▶ _Set exercise_
Output the data below in full, character for character.

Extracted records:
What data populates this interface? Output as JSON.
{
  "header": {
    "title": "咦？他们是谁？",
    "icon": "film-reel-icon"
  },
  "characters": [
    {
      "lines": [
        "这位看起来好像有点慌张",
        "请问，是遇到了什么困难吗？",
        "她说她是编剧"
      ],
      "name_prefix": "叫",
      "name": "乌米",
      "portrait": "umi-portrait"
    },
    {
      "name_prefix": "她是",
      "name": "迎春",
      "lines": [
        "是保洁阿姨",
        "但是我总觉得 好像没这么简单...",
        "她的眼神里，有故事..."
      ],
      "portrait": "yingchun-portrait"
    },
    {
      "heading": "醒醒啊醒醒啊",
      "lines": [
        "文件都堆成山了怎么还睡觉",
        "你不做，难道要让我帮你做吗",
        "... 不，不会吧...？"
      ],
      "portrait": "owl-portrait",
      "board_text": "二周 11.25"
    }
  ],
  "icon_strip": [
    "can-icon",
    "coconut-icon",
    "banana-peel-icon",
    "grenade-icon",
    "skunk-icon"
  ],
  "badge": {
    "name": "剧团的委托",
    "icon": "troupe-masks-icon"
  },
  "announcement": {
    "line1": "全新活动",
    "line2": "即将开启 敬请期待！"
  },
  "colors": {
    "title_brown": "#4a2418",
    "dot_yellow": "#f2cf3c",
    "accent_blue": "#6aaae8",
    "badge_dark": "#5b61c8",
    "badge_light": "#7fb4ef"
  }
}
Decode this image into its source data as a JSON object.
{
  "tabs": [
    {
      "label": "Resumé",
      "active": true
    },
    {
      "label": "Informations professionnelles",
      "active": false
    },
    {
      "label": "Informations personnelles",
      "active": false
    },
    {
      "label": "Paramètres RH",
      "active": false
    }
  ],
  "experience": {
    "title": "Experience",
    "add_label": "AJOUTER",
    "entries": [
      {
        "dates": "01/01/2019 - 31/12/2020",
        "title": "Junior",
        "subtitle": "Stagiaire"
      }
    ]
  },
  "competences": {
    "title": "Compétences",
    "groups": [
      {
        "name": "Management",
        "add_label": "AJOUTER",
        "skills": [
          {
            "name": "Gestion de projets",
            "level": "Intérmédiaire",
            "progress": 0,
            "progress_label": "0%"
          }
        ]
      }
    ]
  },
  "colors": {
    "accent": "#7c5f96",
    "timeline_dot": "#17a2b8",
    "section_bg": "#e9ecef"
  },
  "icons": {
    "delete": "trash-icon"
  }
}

▶ _Response_
What data populates this interface? Output as JSON.
{
  "header": {
    "title": "咦？他们是谁？",
    "icon": "film-reel-icon"
  },
  "characters": [
    {
      "lines": [
        "这位看起来好像有点慌张",
        "请问，是遇到了什么困难吗？",
        "她说她是编剧"
      ],
      "name_prefix": "叫",
      "name": "乌米",
      "portrait": "umi-portrait"
    },
    {
      "name_prefix": "她是",
      "name": "迎春",
      "lines": [
        "是保洁阿姨",
        "但是我总觉得 好像没这么简单...",
        "她的眼神里，有故事..."
      ],
      "portrait": "yingchun-portrait"
    },
    {
      "heading": "醒醒啊醒醒啊",
      "lines": [
        "文件都堆成山了怎么还睡觉",
        "你不做，难道要让我帮你做吗",
        "... 不，不会吧...？"
      ],
      "portrait": "owl-portrait",
      "board_text": "二周 11.25"
    }
  ],
  "icon_strip": [
    "can-icon",
    "coconut-icon",
    "banana-peel-icon",
    "grenade-icon",
    "skunk-icon"
  ],
  "badge": {
    "name": "剧团的委托",
    "icon": "troupe-masks-icon"
  },
  "announcement": {
    "line1": "全新活动",
    "line2": "即将开启 敬请期待！"
  },
  "colors": {
    "title_brown": "#4a2418",
    "dot_yellow": "#f2cf3c",
    "accent_blue": "#6aaae8",
    "badge_dark": "#5b61c8",
    "badge_light": "#7fb4ef"
  }
}
Decode this image into its source data as a JSON object.
{
  "tabs": [
    {
      "label": "Resumé",
      "active": true
    },
    {
      "label": "Informations professionnelles",
      "active": false
    },
    {
      "label": "Informations personnelles",
      "active": false
    },
    {
      "label": "Paramètres RH",
      "active": false
    }
  ],
  "experience": {
    "title": "Experience",
    "add_label": "AJOUTER",
    "entries": [
      {
        "dates": "01/01/2019 - 31/12/2020",
        "title": "Junior",
        "subtitle": "Stagiaire"
      }
    ]
  },
  "competences": {
    "title": "Compétences",
    "groups": [
      {
        "name": "Management",
        "add_label": "AJOUTER",
        "skills": [
          {
            "name": "Gestion de projets",
            "level": "Intérmédiaire",
            "progress": 0,
            "progress_label": "0%"
          }
        ]
      }
    ]
  },
  "colors": {
    "accent": "#7c5f96",
    "timeline_dot": "#17a2b8",
    "section_bg": "#e9ecef"
  },
  "icons": {
    "delete": "trash-icon"
  }
}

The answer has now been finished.